---- Provided records

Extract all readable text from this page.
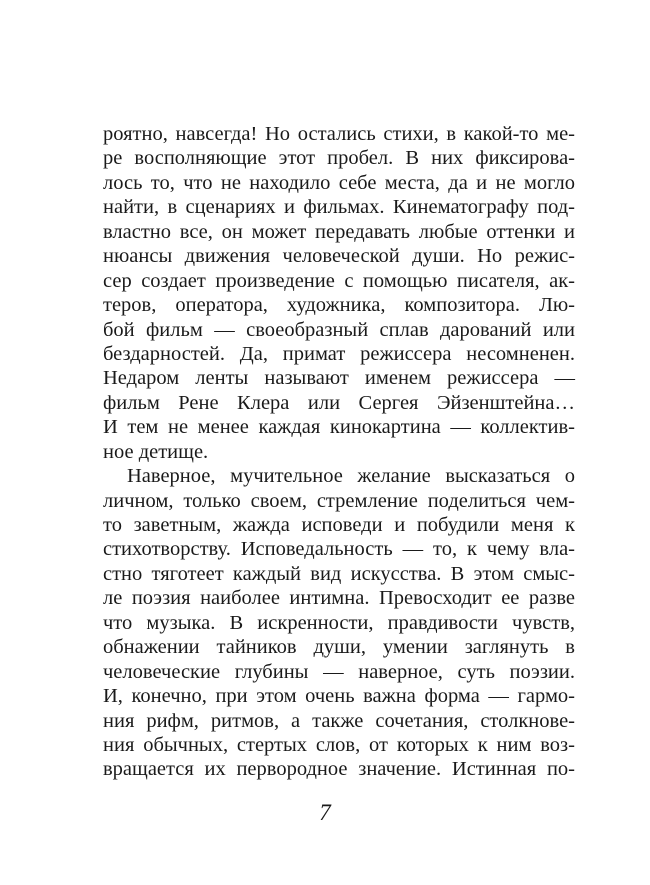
роятно, навсегда! Но остались стихи, в какой-то ме-
ре восполняющие этот пробел. В них фиксирова-
лось то, что не находило себе места, да и не могло
найти, в сценариях и фильмах. Кинематографу под-
властно все, он может передавать любые оттенки и
нюансы движения человеческой души. Но режис-
сер создает произведение с помощью писателя, ак-
теров, оператора, художника, композитора. Лю-
бой фильм — своеобразный сплав дарований или
бездарностей. Да, примат режиссера несомненен.
Недаром ленты называют именем режиссера —
фильм Рене Клера или Сергея Эйзенштейна…
И тем не менее каждая кинокартина — коллектив-
ное детище.
Наверное, мучительное желание высказаться о
личном, только своем, стремление поделиться чем-
то заветным, жажда исповеди и побудили меня к
стихотворству. Исповедальность — то, к чему вла-
стно тяготеет каждый вид искусства. В этом смыс-
ле поэзия наиболее интимна. Превосходит ее разве
что музыка. В искренности, правдивости чувств,
обнажении тайников души, умении заглянуть в
человеческие глубины — наверное, суть поэзии.
И, конечно, при этом очень важна форма — гармо-
ния рифм, ритмов, а также сочетания, столкнове-
ния обычных, стертых слов, от которых к ним воз-
вращается их первородное значение. Истинная по-
7
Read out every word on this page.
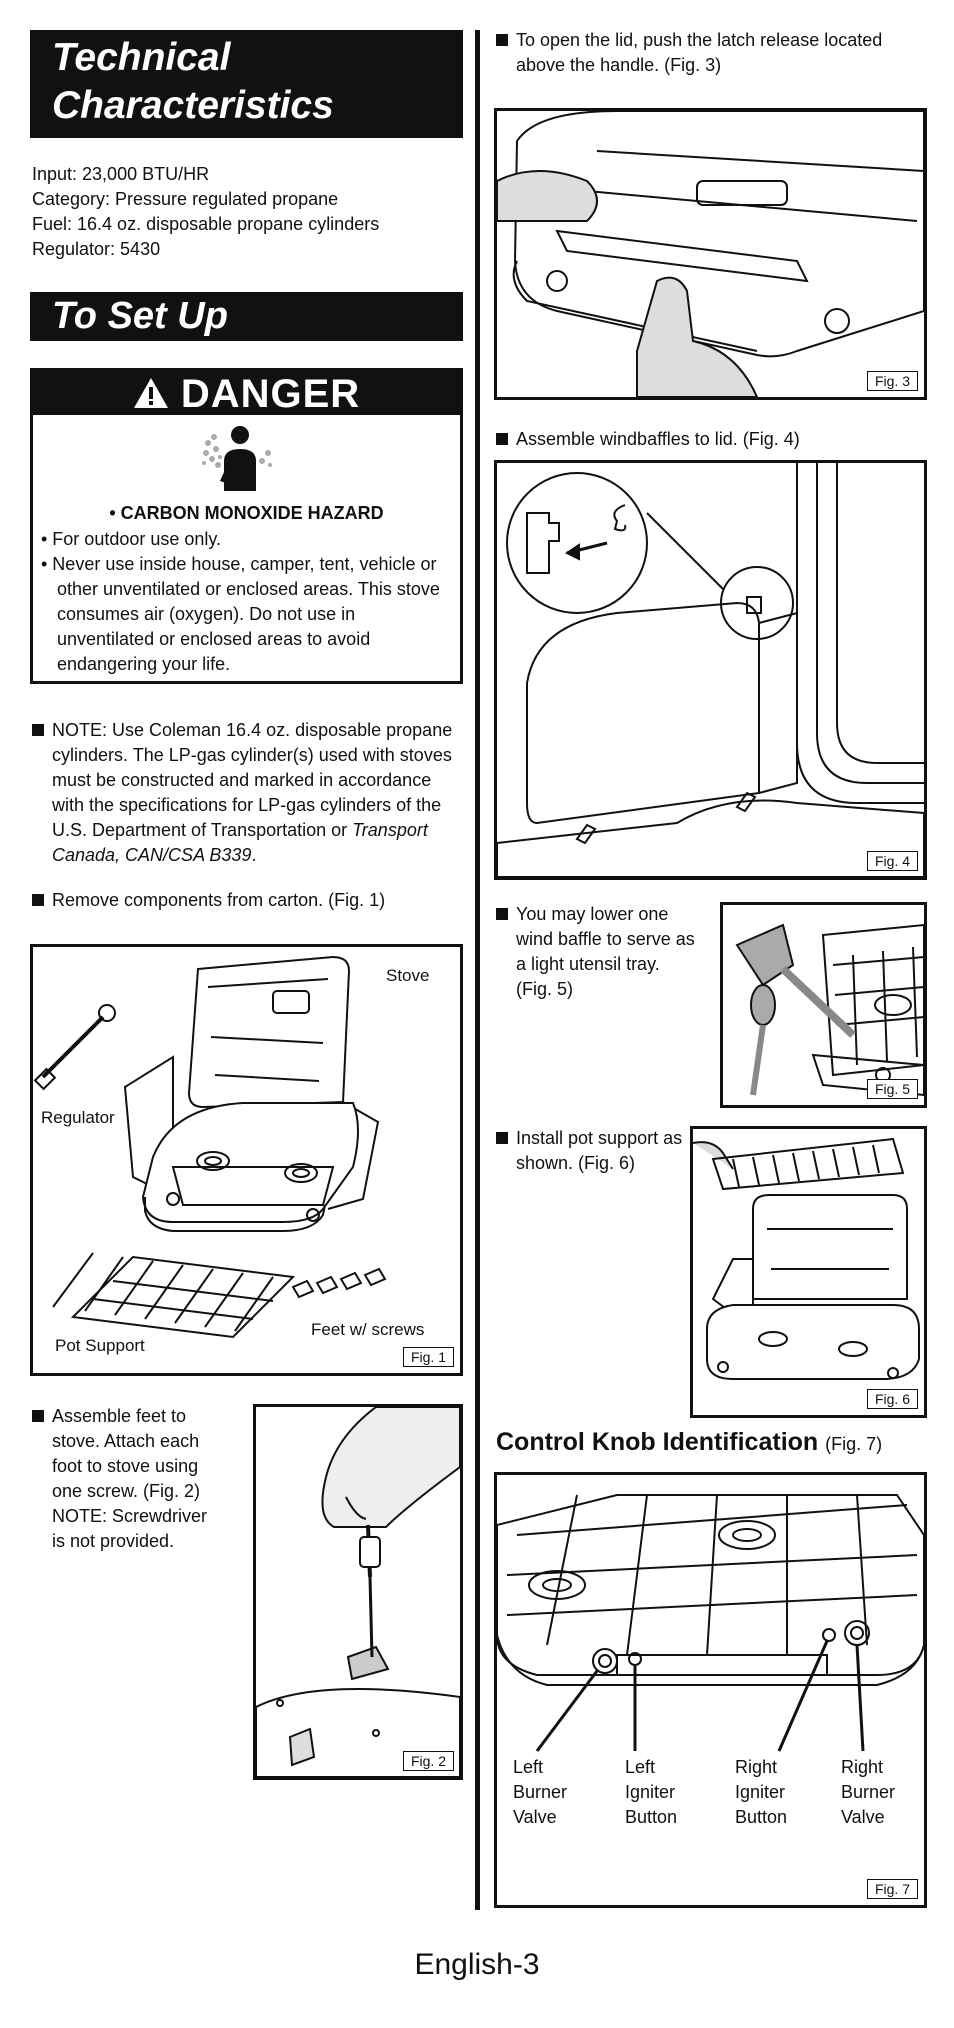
Technical
Characteristics
Input: 23,000 BTU/HR
Category: Pressure regulated propane
Fuel: 16.4 oz. disposable propane cylinders
Regulator: 5430
To Set Up
DANGER
• CARBON MONOXIDE HAZARD
• For outdoor use only.
• Never use inside house, camper, tent, vehicle or other unventilated or enclosed areas. This stove consumes air (oxygen). Do not use in unventilated or enclosed areas to avoid endangering your life.
NOTE: Use Coleman 16.4 oz. disposable propane cylinders. The LP-gas cylinder(s) used with stoves must be constructed and marked in accordance with the specifications for LP-gas cylinders of the U.S. Department of Transportation or Transport Canada, CAN/CSA B339.
Remove components from carton. (Fig. 1)
Stove
Regulator
Pot Support
Feet w/ screws
Fig. 1
Assemble feet to stove. Attach each foot to stove using one screw. (Fig. 2) NOTE: Screwdriver is not provided.
Fig. 2
To open the lid, push the latch release located above the handle. (Fig. 3)
Fig. 3
Assemble windbaffles to lid. (Fig. 4)
Fig. 4
You may lower one wind baffle to serve as a light utensil tray. (Fig. 5)
Fig. 5
Install pot support as shown. (Fig. 6)
Fig. 6
Control Knob Identification (Fig. 7)
Left
Burner
Valve
Left
Igniter
Button
Right
Igniter
Button
Right
Burner
Valve
Fig. 7
English-3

--------

■ Work instructions ■
Give the number of lines in the listing above that contain "from", and nothing else.

■ Worked answer ■
2